• [Excerpt to read]:
────────
It didn’t take long for me, as a youngster, to discover that it was more enjoyable to create tunes of my own than to play others’ compositions. Some three years before I began piano lessons, I composed a set of “Hungarian dances”. On a family vacation there was an excellent pianist who played every night in the lounge of our hotel. I noticed that he often played requests. Without consulting my parents, this rather bold 8-year-old, with Hungarian dances in hand, asked the pianist to try them out. He was very nice and said that he would look them over.

Was that the end of it?

Not at all. As my parents were sipping Asti and my sister and I were exploring the ice cream menu, I heard a tune I recognised, looked up and realised this pianist was playing my music. It was thrilling to hear it played by such a good musician. But I was resistant to the effort that piano lessons might require. Finally, I gave in and started lessons. So, yes, that’s how it worked out – composer first, and piano second.

Did this lead to something of a career as a pianist?

Yes and no. My father, in his quest to get me to learn the piano, bought me a Kazoo! I could hum away and out would come music. I loved it. A few weeks later my dad popped the question, “Wouldn’t you like to be able to make music as easily on the piano?” My time had come.

Were you some kind of late-blooming prodigy?
────────
• [Dataset records]:
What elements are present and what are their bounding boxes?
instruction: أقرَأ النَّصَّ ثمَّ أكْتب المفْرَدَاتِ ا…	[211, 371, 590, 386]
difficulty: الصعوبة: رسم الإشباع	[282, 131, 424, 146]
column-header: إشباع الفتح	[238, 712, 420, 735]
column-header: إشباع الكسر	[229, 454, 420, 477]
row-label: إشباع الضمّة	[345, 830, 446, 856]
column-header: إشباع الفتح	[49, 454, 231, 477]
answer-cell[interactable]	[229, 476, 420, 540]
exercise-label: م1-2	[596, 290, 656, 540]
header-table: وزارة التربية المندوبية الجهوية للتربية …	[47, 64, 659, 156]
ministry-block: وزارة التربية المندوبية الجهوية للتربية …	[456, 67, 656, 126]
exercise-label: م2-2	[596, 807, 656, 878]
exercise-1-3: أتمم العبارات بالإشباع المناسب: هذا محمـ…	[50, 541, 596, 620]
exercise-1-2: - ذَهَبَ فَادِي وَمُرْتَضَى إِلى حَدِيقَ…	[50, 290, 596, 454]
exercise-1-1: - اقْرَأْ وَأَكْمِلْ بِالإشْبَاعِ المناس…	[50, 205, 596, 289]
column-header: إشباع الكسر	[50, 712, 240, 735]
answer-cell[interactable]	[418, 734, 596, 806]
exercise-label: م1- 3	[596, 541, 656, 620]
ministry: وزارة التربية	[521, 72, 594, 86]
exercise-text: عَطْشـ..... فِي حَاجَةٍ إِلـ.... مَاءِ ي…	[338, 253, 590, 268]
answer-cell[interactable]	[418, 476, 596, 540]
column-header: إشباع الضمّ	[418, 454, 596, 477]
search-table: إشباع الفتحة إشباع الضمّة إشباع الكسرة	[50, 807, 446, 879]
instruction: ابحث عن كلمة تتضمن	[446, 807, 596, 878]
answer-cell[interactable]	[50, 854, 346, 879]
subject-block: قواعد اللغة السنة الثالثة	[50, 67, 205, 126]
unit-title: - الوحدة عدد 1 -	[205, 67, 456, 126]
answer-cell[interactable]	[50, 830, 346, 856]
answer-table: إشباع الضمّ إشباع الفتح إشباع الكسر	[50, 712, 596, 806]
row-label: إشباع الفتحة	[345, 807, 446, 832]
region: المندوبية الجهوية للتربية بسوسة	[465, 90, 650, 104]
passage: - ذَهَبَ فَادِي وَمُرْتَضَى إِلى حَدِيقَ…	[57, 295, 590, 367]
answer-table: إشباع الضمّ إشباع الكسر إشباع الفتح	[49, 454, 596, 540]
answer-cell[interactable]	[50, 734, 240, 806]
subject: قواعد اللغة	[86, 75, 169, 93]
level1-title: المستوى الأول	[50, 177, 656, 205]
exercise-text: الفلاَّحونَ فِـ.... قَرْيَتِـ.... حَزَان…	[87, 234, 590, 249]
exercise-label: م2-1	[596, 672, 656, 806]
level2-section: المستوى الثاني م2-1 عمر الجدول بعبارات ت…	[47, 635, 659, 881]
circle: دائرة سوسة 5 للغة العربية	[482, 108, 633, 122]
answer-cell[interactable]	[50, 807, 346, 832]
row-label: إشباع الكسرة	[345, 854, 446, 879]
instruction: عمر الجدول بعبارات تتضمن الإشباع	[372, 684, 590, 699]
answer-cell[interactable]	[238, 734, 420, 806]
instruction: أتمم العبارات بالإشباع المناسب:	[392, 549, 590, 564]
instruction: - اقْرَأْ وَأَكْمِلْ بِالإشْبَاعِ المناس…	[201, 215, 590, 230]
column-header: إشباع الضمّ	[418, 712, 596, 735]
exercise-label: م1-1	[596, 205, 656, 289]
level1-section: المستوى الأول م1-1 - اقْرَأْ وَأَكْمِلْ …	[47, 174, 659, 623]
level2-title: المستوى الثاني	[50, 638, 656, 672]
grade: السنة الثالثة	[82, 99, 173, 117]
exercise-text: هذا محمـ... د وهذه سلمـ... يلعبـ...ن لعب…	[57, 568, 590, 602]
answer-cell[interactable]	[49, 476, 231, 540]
────────
• [Explore the material]:
1. In the interview about composing as a child, what did the speaker's father buy in his effort to get the speaker to learn the piano?
2. Turn the paragraph of the interview that begins "Not at all." into a short bulleted list that keeps its main facts.
3. Carry on the interview about composing as a child, starting right after its final question.

• [Exercise results]:
1. A kazoo.

2.
- While the family was in the hotel lounge, the speaker heard a familiar tune and realized the pianist was playing the speaker's own music.
- Hearing it played by such a good musician was thrilling.
- The speaker still resisted the effort piano lessons might require, but finally gave in and started them.
- The speaker was a composer first and a pianist second.

3.
I may not have been a child prodigy but I was certainly like a duck to water. I fell in love with the piano, and practised all hours, seemingly night and day, and passed grade 8 (by the skin of my teeth) at only 14 months after my first lesson. At age 14, I remember playing Bartok’s loud and ferocious Allegro Barbaro in public. In the audience was David Wilde, winner of first prize in the Liszt Bartok piano competition in Budapest in 1961. David was encouragingly complementary, but frank also. If I wanted to become a concert pianist I would need to develop considerable reserves of technique. To that end, he generously took me on as a private student and for several years taught me so much about the beating heart of the music as much as the mechanics of playing.

Didn’t you mix with some of the great players?

Yes. Through David, I met conductors such as Pierre Boulez and other leading musicians. I learnt so much from observing them in rehearsal. And there was another spin-off. Around this time, while I was a student, concert organisers often asked me to turn pages for some of the world’s greatest pianists, including Artur Rubenstein, Sir Clifford Curzon, Daniel Barenboim, Vladimir Ashkenazy, and others. I also turned pages for Geoffrey Parsons when he accompanied Elisabeth Schwarzkopf, and for chamber musicians like the remarkable American pianist, Lamar Crowson.

As a music student, you were in a position to learn informally from some of the greats.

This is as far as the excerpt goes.